--- START Material ---

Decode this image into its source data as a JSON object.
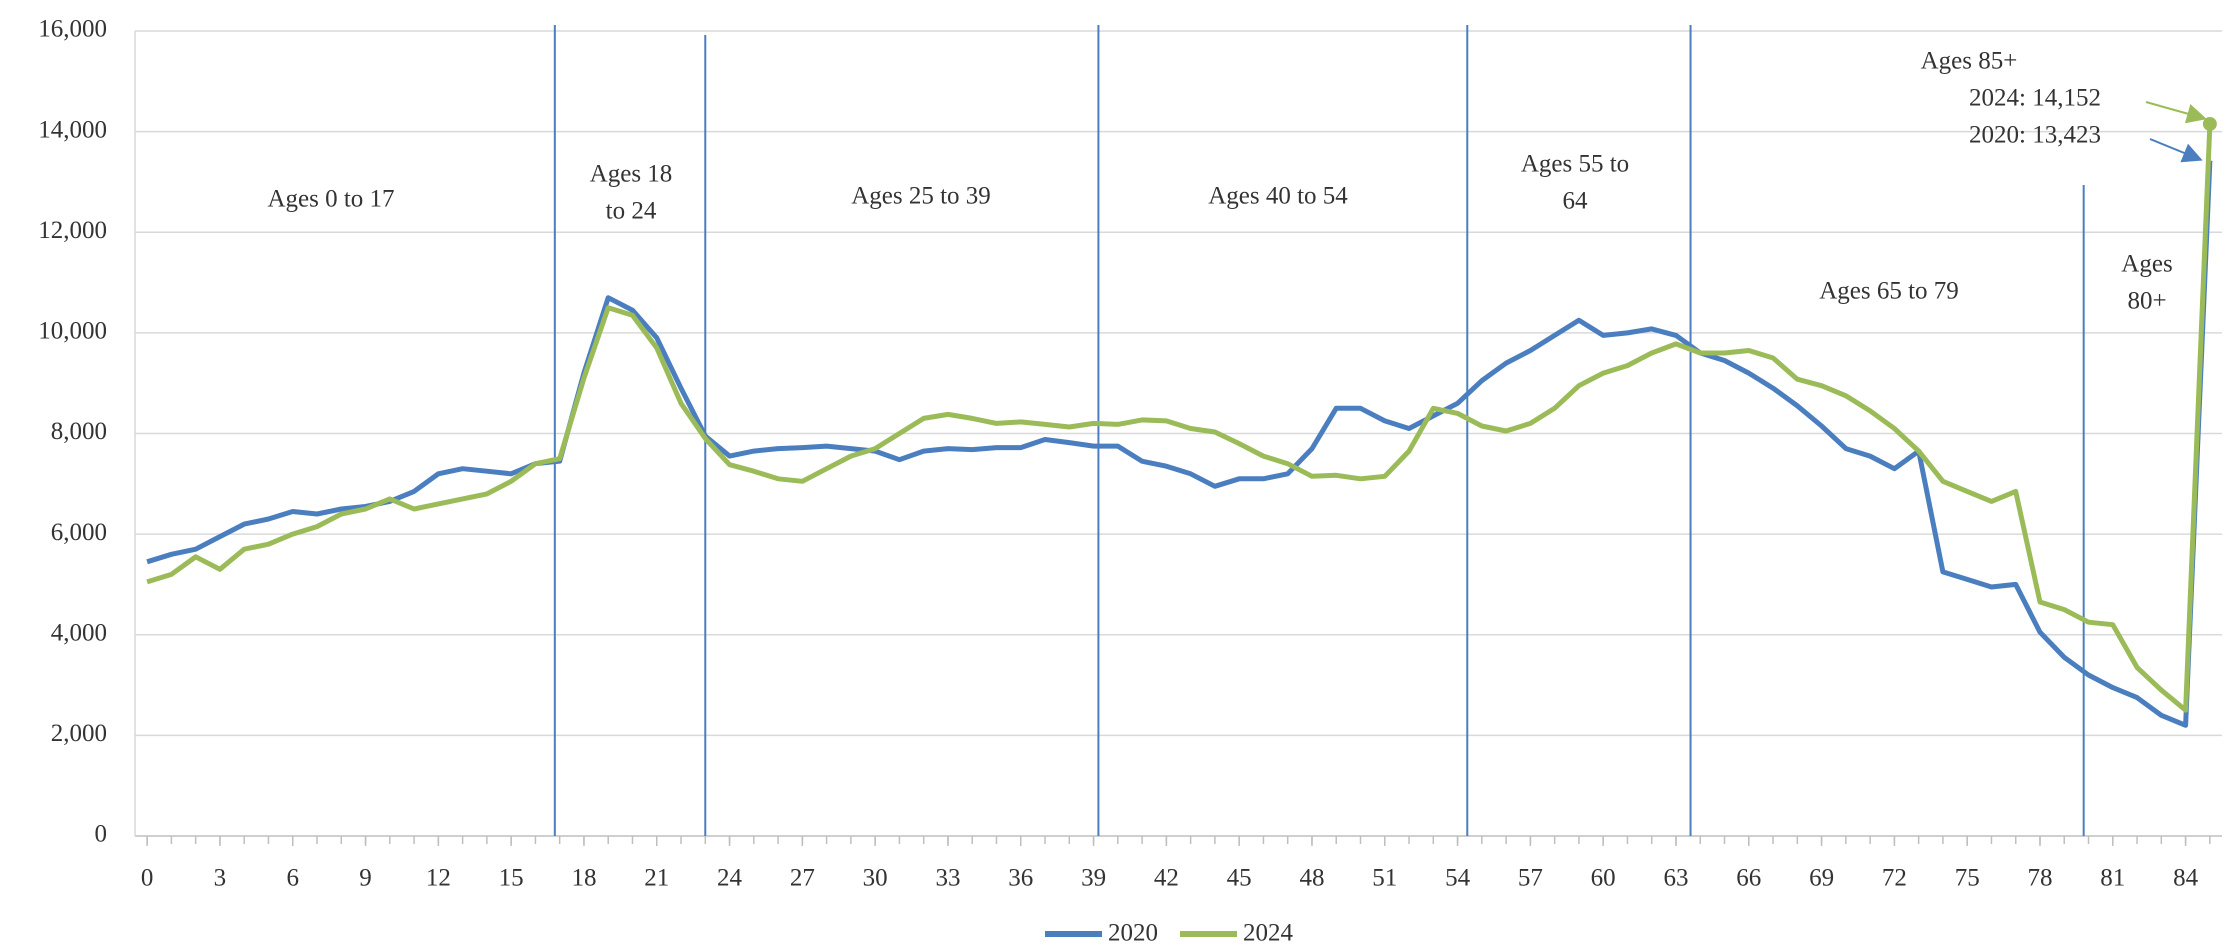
{
  "chart_data": {
    "type": "line",
    "x": [
      0,
      1,
      2,
      3,
      4,
      5,
      6,
      7,
      8,
      9,
      10,
      11,
      12,
      13,
      14,
      15,
      16,
      17,
      18,
      19,
      20,
      21,
      22,
      23,
      24,
      25,
      26,
      27,
      28,
      29,
      30,
      31,
      32,
      33,
      34,
      35,
      36,
      37,
      38,
      39,
      40,
      41,
      42,
      43,
      44,
      45,
      46,
      47,
      48,
      49,
      50,
      51,
      52,
      53,
      54,
      55,
      56,
      57,
      58,
      59,
      60,
      61,
      62,
      63,
      64,
      65,
      66,
      67,
      68,
      69,
      70,
      71,
      72,
      73,
      74,
      75,
      76,
      77,
      78,
      79,
      80,
      81,
      82,
      83,
      84,
      85
    ],
    "series": [
      {
        "name": "2020",
        "color": "#4a7ebf",
        "values": [
          5450,
          5600,
          5700,
          5950,
          6200,
          6300,
          6450,
          6400,
          6500,
          6550,
          6650,
          6850,
          7200,
          7300,
          7250,
          7200,
          7400,
          7450,
          9200,
          10700,
          10450,
          9900,
          8900,
          7950,
          7550,
          7650,
          7700,
          7720,
          7750,
          7700,
          7650,
          7480,
          7650,
          7700,
          7680,
          7720,
          7720,
          7880,
          7820,
          7750,
          7750,
          7450,
          7350,
          7200,
          6950,
          7100,
          7100,
          7200,
          7700,
          8500,
          8500,
          8250,
          8100,
          8350,
          8600,
          9050,
          9400,
          9650,
          9950,
          10250,
          9950,
          10000,
          10080,
          9950,
          9600,
          9450,
          9200,
          8900,
          8550,
          8150,
          7700,
          7550,
          7300,
          7650,
          5250,
          5100,
          4950,
          5000,
          4050,
          3550,
          3200,
          2950,
          2750,
          2400,
          2200,
          13423
        ]
      },
      {
        "name": "2024",
        "color": "#9bbb59",
        "values": [
          5050,
          5200,
          5550,
          5300,
          5700,
          5800,
          6000,
          6150,
          6400,
          6500,
          6700,
          6500,
          6600,
          6700,
          6800,
          7050,
          7400,
          7500,
          9100,
          10500,
          10350,
          9700,
          8600,
          7900,
          7380,
          7250,
          7100,
          7050,
          7300,
          7550,
          7700,
          8000,
          8300,
          8380,
          8300,
          8200,
          8230,
          8180,
          8130,
          8200,
          8180,
          8270,
          8250,
          8100,
          8030,
          7800,
          7550,
          7400,
          7150,
          7170,
          7100,
          7150,
          7650,
          8500,
          8400,
          8150,
          8050,
          8200,
          8500,
          8950,
          9200,
          9350,
          9600,
          9780,
          9600,
          9600,
          9650,
          9500,
          9080,
          8950,
          8750,
          8450,
          8100,
          7650,
          7050,
          6850,
          6650,
          6850,
          4650,
          4500,
          4250,
          4200,
          3350,
          2900,
          2500,
          14152
        ]
      }
    ],
    "xlim": [
      -0.5,
      85.5
    ],
    "xticks": [
      0,
      3,
      6,
      9,
      12,
      15,
      18,
      21,
      24,
      27,
      30,
      33,
      36,
      39,
      42,
      45,
      48,
      51,
      54,
      57,
      60,
      63,
      66,
      69,
      72,
      75,
      78,
      81,
      84
    ],
    "ylim": [
      0,
      16000
    ],
    "yticks": [
      0,
      {
        "value": 2000,
        "label": "2,000"
      },
      {
        "value": 4000,
        "label": "4,000"
      },
      {
        "value": 6000,
        "label": "6,000"
      },
      {
        "value": 8000,
        "label": "8,000"
      },
      {
        "value": 10000,
        "label": "10,000"
      },
      {
        "value": 12000,
        "label": "12,000"
      },
      {
        "value": 14000,
        "label": "14,000"
      },
      {
        "value": 16000,
        "label": "16,000"
      }
    ],
    "grid": true,
    "dividers": [
      16.8,
      23,
      39.2,
      54.4,
      63.6,
      79.8
    ],
    "annotations": [
      {
        "lines": [
          "Ages 0 to 17"
        ]
      },
      {
        "lines": [
          "Ages 18",
          "to 24"
        ]
      },
      {
        "lines": [
          "Ages 25 to 39"
        ]
      },
      {
        "lines": [
          "Ages 40 to 54"
        ]
      },
      {
        "lines": [
          "Ages 55 to",
          "64"
        ]
      },
      {
        "lines": [
          "Ages 65 to 79"
        ]
      },
      {
        "lines": [
          "Ages",
          "80+"
        ]
      }
    ],
    "callout": [
      "Ages 85+",
      "2024: 14,152",
      "2020: 13,423"
    ],
    "legend": "bottom"
  }
}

--- END Material ---

Written request:
Go through the listing above and list every line that has the word "Ages".

Output of the task:
          "Ages 0 to 17"
          "Ages 18",
          "Ages 25 to 39"
          "Ages 40 to 54"
          "Ages 55 to",
          "Ages 65 to 79"
          "Ages",
      "Ages 85+",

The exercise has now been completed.